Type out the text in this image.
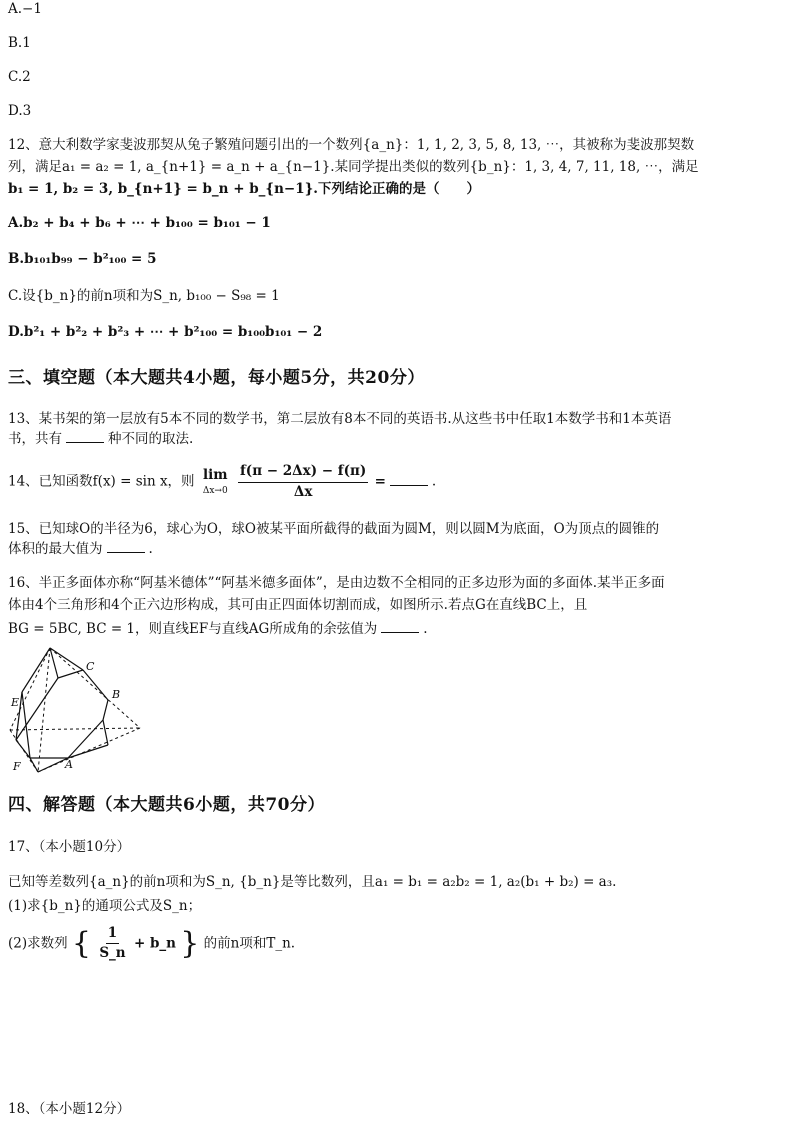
A.−1
B.1
C.2
D.3
12、意大利数学家斐波那契从兔子繁殖问题引出的一个数列{a_n}：1, 1, 2, 3, 5, 8, 13, ⋯，其被称为斐波那契数
列，满足a₁ = a₂ = 1, a_{n+1} = a_n + a_{n−1}.某同学提出类似的数列{b_n}：1, 3, 4, 7, 11, 18, ⋯，满足
b₁ = 1, b₂ = 3, b_{n+1} = b_n + b_{n−1}.下列结论正确的是（　　）
A.b₂ + b₄ + b₆ + ⋯ + b₁₀₀ = b₁₀₁ − 1
B.b₁₀₁b₉₉ − b²₁₀₀ = 5
C.设{b_n}的前n项和为S_n, b₁₀₀ − S₉₈ = 1
D.b²₁ + b²₂ + b²₃ + ⋯ + b²₁₀₀ = b₁₀₀b₁₀₁ − 2
三、填空题（本大题共4小题，每小题5分，共20分）
13、某书架的第一层放有5本不同的数学书，第二层放有8本不同的英语书.从这些书中任取1本数学书和1本英语
书，共有	种不同的取法.
14、已知函数f(x) = sin x，则 lim
Δx→0
$\frac{f(\pi - 2\Delta x) - f(\pi)}{\Delta x}$ =	.
15、已知球O的半径为6，球心为O，球O被某平面所截得的截面为圆M，则以圆M为底面，O为顶点的圆锥的
体积的最大值为	.
16、半正多面体亦称“阿基米德体”“阿基米德多面体”，是由边数不全相同的正多边形为面的多面体.某半正多面
体由4个三角形和4个正六边形构成，其可由正四面体切割而成，如图所示.若点G在直线BC上，且
BG = 5BC, BC = 1，则直线EF与直线AG所成角的余弦值为	.
C
B
E
F	A
四、解答题（本大题共6小题，共70分）
17、（本小题10分）
已知等差数列{a_n}的前n项和为S_n, {b_n}是等比数列，且a₁ = b₁ = a₂b₂ = 1, a₂(b₁ + b₂) = a₃.
(1)求{b_n}的通项公式及S_n；
(2)求数列 { $\frac{1}{S\_n}$ + b_n } 的前n项和T_n.
18、（本小题12分）
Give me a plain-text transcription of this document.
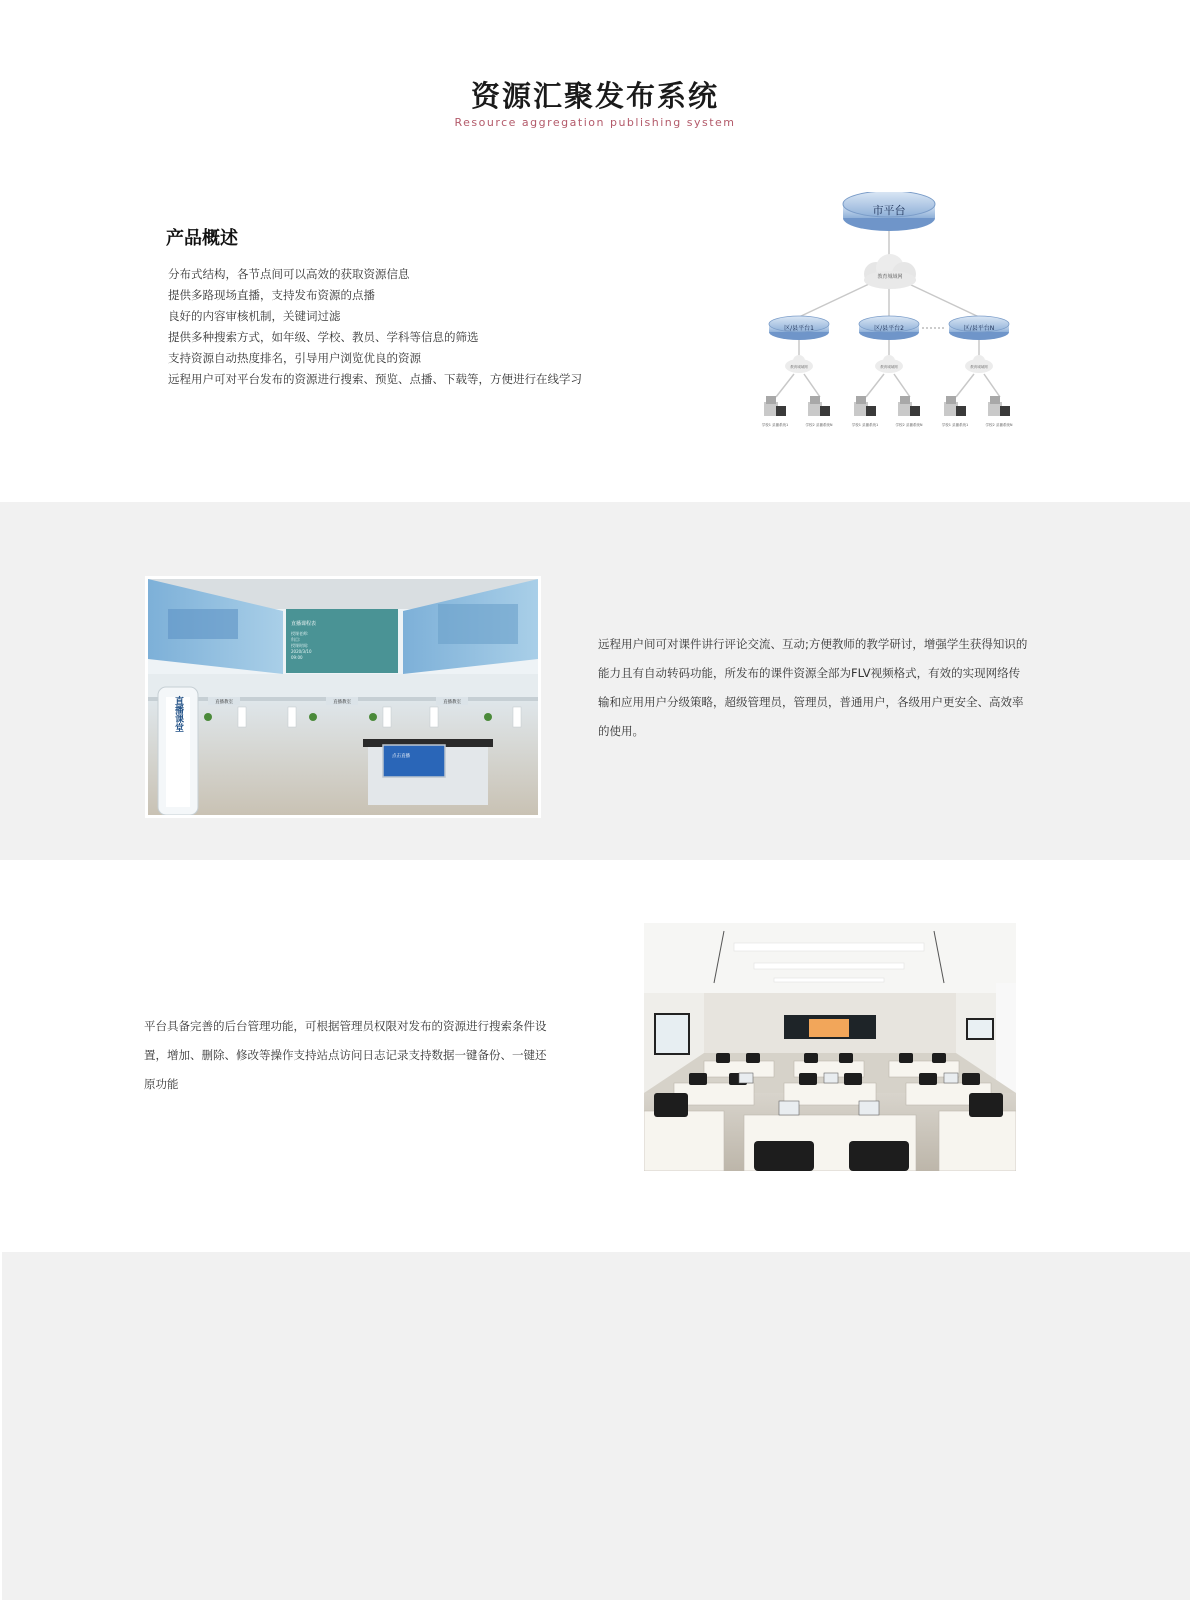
资源汇聚发布系统
Resource aggregation publishing system
产品概述
分布式结构，各节点间可以高效的获取资源信息
提供多路现场直播，支持发布资源的点播
良好的内容审核机制，关键词过滤
提供多种搜索方式，如年级、学校、教员、学科等信息的筛选
支持资源自动热度排名，引导用户浏览优良的资源
远程用户可对平台发布的资源进行搜索、预览、点播、下载等，方便进行在线学习
市平台
教育城域网
区/县平台1	区/县平台2	区/县平台N
教育城域网	教育城域网	教育城域网
学校1 录播系统1	学校2 录播系统N	学校1 录播系统1	学校2 录播系统N	学校1 录播系统1	学校2 录播系统N
直播课程表
授课老师:
科目:
授课时间:
2020/3/10
09:00
直播教室	直播教室	直播教室
直播课堂
点击直播

远程用户间可对课件讲行评论交流、互动;方便教师的教学研讨，增强学生获得知识的能力且有自动转码功能，所发布的课件资源全部为FLV视频格式，有效的实现网络传输和应用用户分级策略，超级管理员，管理员，普通用户，各级用户更安全、高效率的使用。

平台具备完善的后台管理功能，可根据管理员权限对发布的资源进行搜索条件设置，增加、删除、修改等操作支持站点访问日志记录支持数据一键备份、一键还原功能
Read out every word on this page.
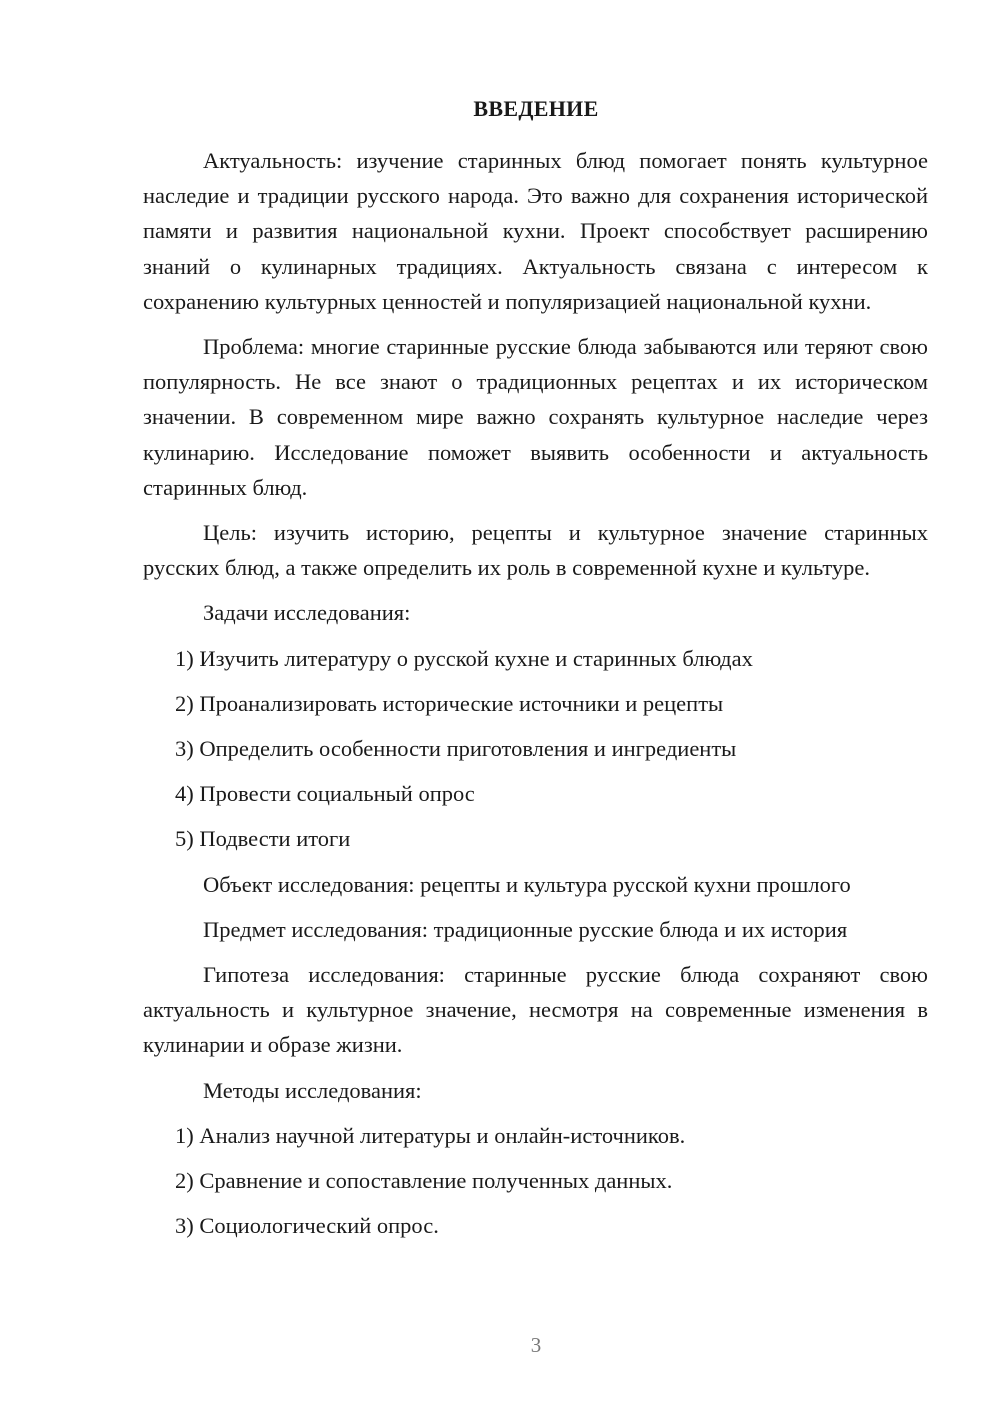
ВВЕДЕНИЕ

Актуальность: изучение старинных блюд помогает понять культурное наследие и традиции русского народа. Это важно для сохранения исторической памяти и развития национальной кухни. Проект способствует расширению знаний о кулинарных традициях. Актуальность связана с интересом к сохранению культурных ценностей и популяризацией национальной кухни.

Проблема: многие старинные русские блюда забываются или теряют свою популярность. Не все знают о традиционных рецептах и их историческом значении. В современном мире важно сохранять культурное наследие через кулинарию. Исследование поможет выявить особенности и актуальность старинных блюд.

Цель: изучить историю, рецепты и культурное значение старинных русских блюд, а также определить их роль в современной кухне и культуре.

Задачи исследования:
1) Изучить литературу о русской кухне и старинных блюдах
2) Проанализировать исторические источники и рецепты
3) Определить особенности приготовления и ингредиенты
4) Провести социальный опрос
5) Подвести итоги
Объект исследования: рецепты и культура русской кухни прошлого
Предмет исследования: традиционные русские блюда и их история

Гипотеза исследования: старинные русские блюда сохраняют свою актуальность и культурное значение, несмотря на современные изменения в кулинарии и образе жизни.

Методы исследования:
1) Анализ научной литературы и онлайн-источников.
2) Сравнение и сопоставление полученных данных.
3) Социологический опрос.
3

..........

◆ **Written problem**
Collect from the data above every line that includes "frac".

◆ **Task response**
$\frac{f(\pi - 2\Delta x) - f(\pi)}{\Delta x}$ =	.
(2)求数列 { $\frac{1}{S\_n}$ + b_n } 的前n项和T_n.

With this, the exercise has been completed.